Output the material beneath this task exactly, images excluded.

Dataset items:
————

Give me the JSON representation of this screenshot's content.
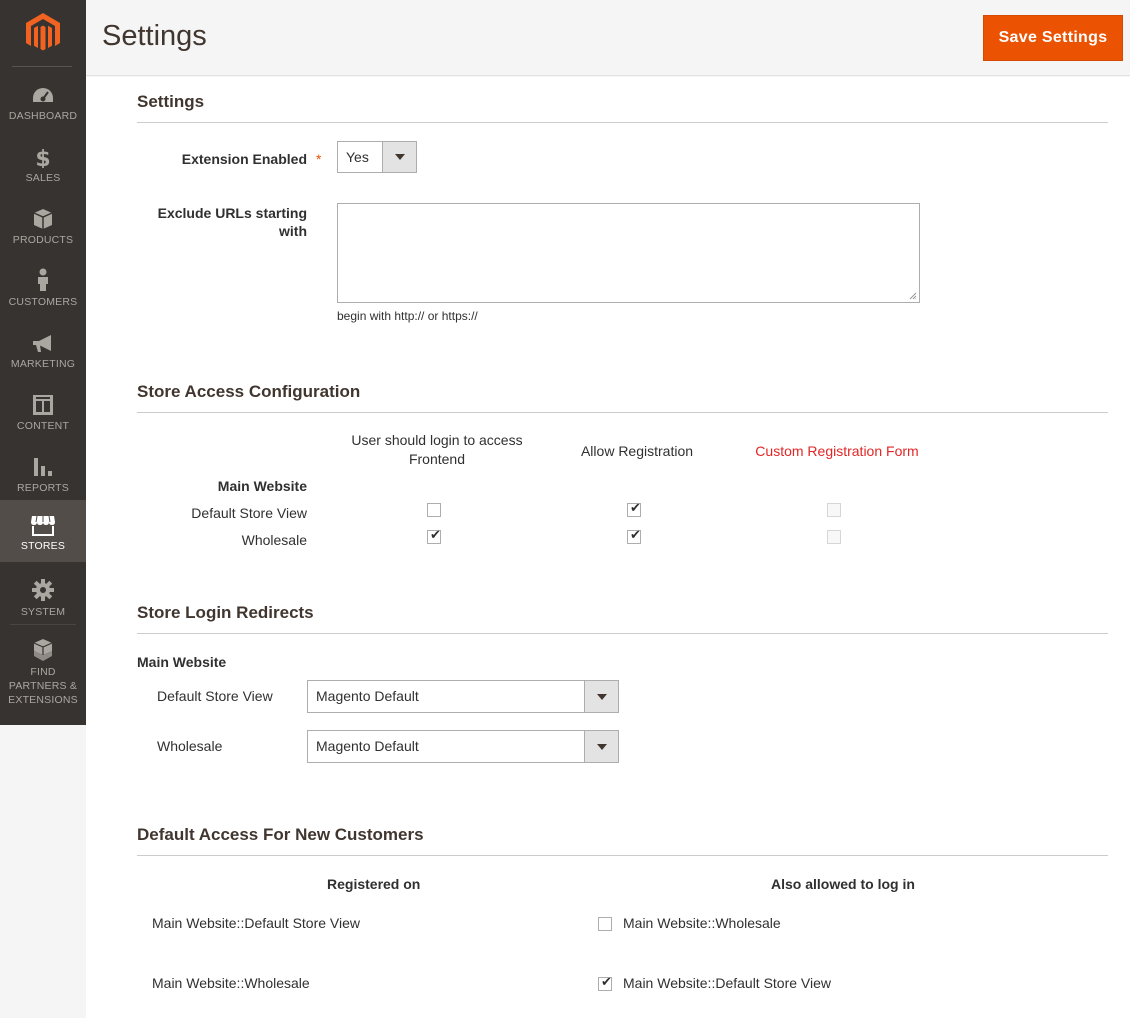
{
  "sidebar": {
    "logo": "magento-logo",
    "items": [
      {
        "label": "DASHBOARD",
        "icon": "dashboard-icon"
      },
      {
        "label": "SALES",
        "icon": "dollar-icon"
      },
      {
        "label": "PRODUCTS",
        "icon": "box-icon"
      },
      {
        "label": "CUSTOMERS",
        "icon": "person-icon"
      },
      {
        "label": "MARKETING",
        "icon": "megaphone-icon"
      },
      {
        "label": "CONTENT",
        "icon": "layout-icon"
      },
      {
        "label": "REPORTS",
        "icon": "bar-chart-icon"
      },
      {
        "label": "STORES",
        "icon": "storefront-icon",
        "active": true
      },
      {
        "label": "SYSTEM",
        "icon": "gear-icon"
      },
      {
        "label": "FIND PARTNERS & EXTENSIONS",
        "icon": "blocks-icon"
      }
    ]
  },
  "header": {
    "title": "Settings",
    "save_label": "Save Settings"
  },
  "settings": {
    "title": "Settings",
    "extension_enabled_label": "Extension Enabled",
    "required_mark": "*",
    "extension_enabled_value": "Yes",
    "exclude_urls_label": "Exclude URLs starting with",
    "exclude_urls_value": "",
    "exclude_urls_hint": "begin with http:// or https://"
  },
  "store_access": {
    "title": "Store Access Configuration",
    "columns": [
      "User should login to access Frontend",
      "Allow Registration",
      "Custom Registration Form"
    ],
    "website_label": "Main Website",
    "rows": [
      {
        "label": "Default Store View",
        "login_required": false,
        "allow_registration": true,
        "custom_form": false
      },
      {
        "label": "Wholesale",
        "login_required": true,
        "allow_registration": true,
        "custom_form": false
      }
    ]
  },
  "login_redirects": {
    "title": "Store Login Redirects",
    "website_label": "Main Website",
    "rows": [
      {
        "label": "Default Store View",
        "value": "Magento Default"
      },
      {
        "label": "Wholesale",
        "value": "Magento Default"
      }
    ]
  },
  "default_access": {
    "title": "Default Access For New Customers",
    "col_registered": "Registered on",
    "col_allowed": "Also allowed to log in",
    "rows": [
      {
        "registered": "Main Website::Default Store View",
        "allowed": "Main Website::Wholesale",
        "checked": false
      },
      {
        "registered": "Main Website::Wholesale",
        "allowed": "Main Website::Default Store View",
        "checked": true
      }
    ]
  },
  "colors": {
    "accent": "#eb5202",
    "sidebar_bg": "#373330",
    "sidebar_active": "#524d49",
    "custom_form_label": "#e22626"
  }
}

————

■ **Expected output**
Give me the JSON representation of this screenshot's content.
{
  "sidebar": {
    "logo": "magento-logo",
    "items": [
      {
        "label": "DASHBOARD",
        "icon": "dashboard-icon"
      },
      {
        "label": "SALES",
        "icon": "dollar-icon"
      },
      {
        "label": "PRODUCTS",
        "icon": "box-icon"
      },
      {
        "label": "CUSTOMERS",
        "icon": "person-icon"
      },
      {
        "label": "MARKETING",
        "icon": "megaphone-icon"
      },
      {
        "label": "CONTENT",
        "icon": "layout-icon"
      },
      {
        "label": "REPORTS",
        "icon": "bar-chart-icon"
      },
      {
        "label": "STORES",
        "icon": "storefront-icon",
        "active": true
      },
      {
        "label": "SYSTEM",
        "icon": "gear-icon"
      },
      {
        "label": "FIND PARTNERS & EXTENSIONS",
        "icon": "blocks-icon"
      }
    ]
  },
  "header": {
    "title": "Settings",
    "save_label": "Save Settings"
  },
  "settings": {
    "title": "Settings",
    "extension_enabled_label": "Extension Enabled",
    "required_mark": "*",
    "extension_enabled_value": "Yes",
    "exclude_urls_label": "Exclude URLs starting with",
    "exclude_urls_value": "",
    "exclude_urls_hint": "begin with http:// or https://"
  },
  "store_access": {
    "title": "Store Access Configuration",
    "columns": [
      "User should login to access Frontend",
      "Allow Registration",
      "Custom Registration Form"
    ],
    "website_label": "Main Website",
    "rows": [
      {
        "label": "Default Store View",
        "login_required": false,
        "allow_registration": true,
        "custom_form": false
      },
      {
        "label": "Wholesale",
        "login_required": true,
        "allow_registration": true,
        "custom_form": false
      }
    ]
  },
  "login_redirects": {
    "title": "Store Login Redirects",
    "website_label": "Main Website",
    "rows": [
      {
        "label": "Default Store View",
        "value": "Magento Default"
      },
      {
        "label": "Wholesale",
        "value": "Magento Default"
      }
    ]
  },
  "default_access": {
    "title": "Default Access For New Customers",
    "col_registered": "Registered on",
    "col_allowed": "Also allowed to log in",
    "rows": [
      {
        "registered": "Main Website::Default Store View",
        "allowed": "Main Website::Wholesale",
        "checked": false
      },
      {
        "registered": "Main Website::Wholesale",
        "allowed": "Main Website::Default Store View",
        "checked": true
      }
    ]
  },
  "colors": {
    "accent": "#eb5202",
    "sidebar_bg": "#373330",
    "sidebar_active": "#524d49",
    "custom_form_label": "#e22626"
  }
}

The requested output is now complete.